_EXTRACTED DATA_
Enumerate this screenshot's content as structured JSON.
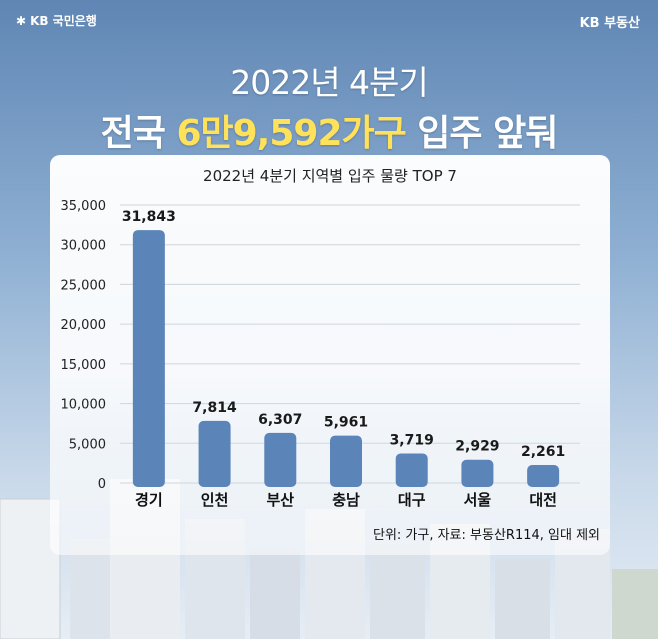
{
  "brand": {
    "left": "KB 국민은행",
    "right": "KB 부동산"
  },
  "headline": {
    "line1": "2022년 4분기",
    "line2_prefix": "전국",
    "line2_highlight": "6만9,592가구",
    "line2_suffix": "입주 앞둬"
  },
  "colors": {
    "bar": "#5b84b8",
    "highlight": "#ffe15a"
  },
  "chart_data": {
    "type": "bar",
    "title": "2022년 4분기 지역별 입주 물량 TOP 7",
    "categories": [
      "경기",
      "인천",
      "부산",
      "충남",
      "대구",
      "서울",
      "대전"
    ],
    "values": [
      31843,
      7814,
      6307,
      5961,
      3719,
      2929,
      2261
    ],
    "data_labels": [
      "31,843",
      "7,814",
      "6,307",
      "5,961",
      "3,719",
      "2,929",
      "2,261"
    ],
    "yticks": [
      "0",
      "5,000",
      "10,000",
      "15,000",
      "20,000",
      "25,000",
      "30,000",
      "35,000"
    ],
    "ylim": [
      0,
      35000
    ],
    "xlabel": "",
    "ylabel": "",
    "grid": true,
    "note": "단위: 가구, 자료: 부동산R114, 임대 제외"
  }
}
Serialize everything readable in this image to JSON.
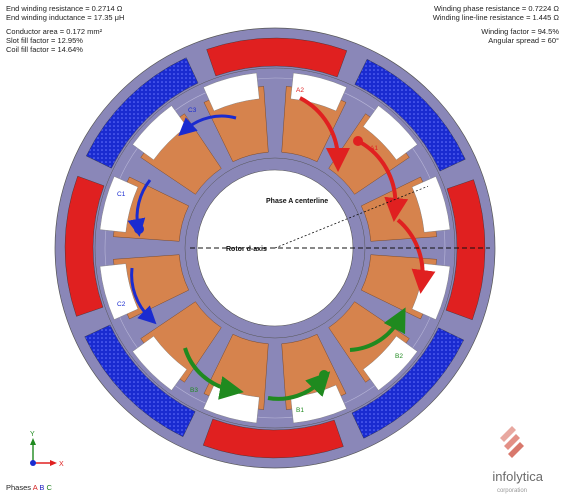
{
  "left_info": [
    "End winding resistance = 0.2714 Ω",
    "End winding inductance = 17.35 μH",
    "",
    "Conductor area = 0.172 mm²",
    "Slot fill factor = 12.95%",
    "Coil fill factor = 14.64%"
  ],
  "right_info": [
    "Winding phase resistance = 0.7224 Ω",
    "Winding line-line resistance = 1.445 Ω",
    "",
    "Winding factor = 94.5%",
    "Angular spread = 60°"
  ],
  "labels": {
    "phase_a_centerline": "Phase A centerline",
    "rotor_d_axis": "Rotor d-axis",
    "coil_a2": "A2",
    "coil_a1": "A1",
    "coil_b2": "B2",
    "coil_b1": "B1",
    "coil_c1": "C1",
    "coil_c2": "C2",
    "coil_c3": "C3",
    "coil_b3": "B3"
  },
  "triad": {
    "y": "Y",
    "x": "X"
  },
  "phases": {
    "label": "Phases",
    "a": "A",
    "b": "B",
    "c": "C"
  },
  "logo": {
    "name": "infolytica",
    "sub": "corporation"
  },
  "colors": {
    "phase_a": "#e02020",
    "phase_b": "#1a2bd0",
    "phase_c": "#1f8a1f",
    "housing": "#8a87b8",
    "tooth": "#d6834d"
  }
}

_THE EXERCISE_
Find every line holding the word "this"; give their count and nothing else.

_FULL OUTPUT_
2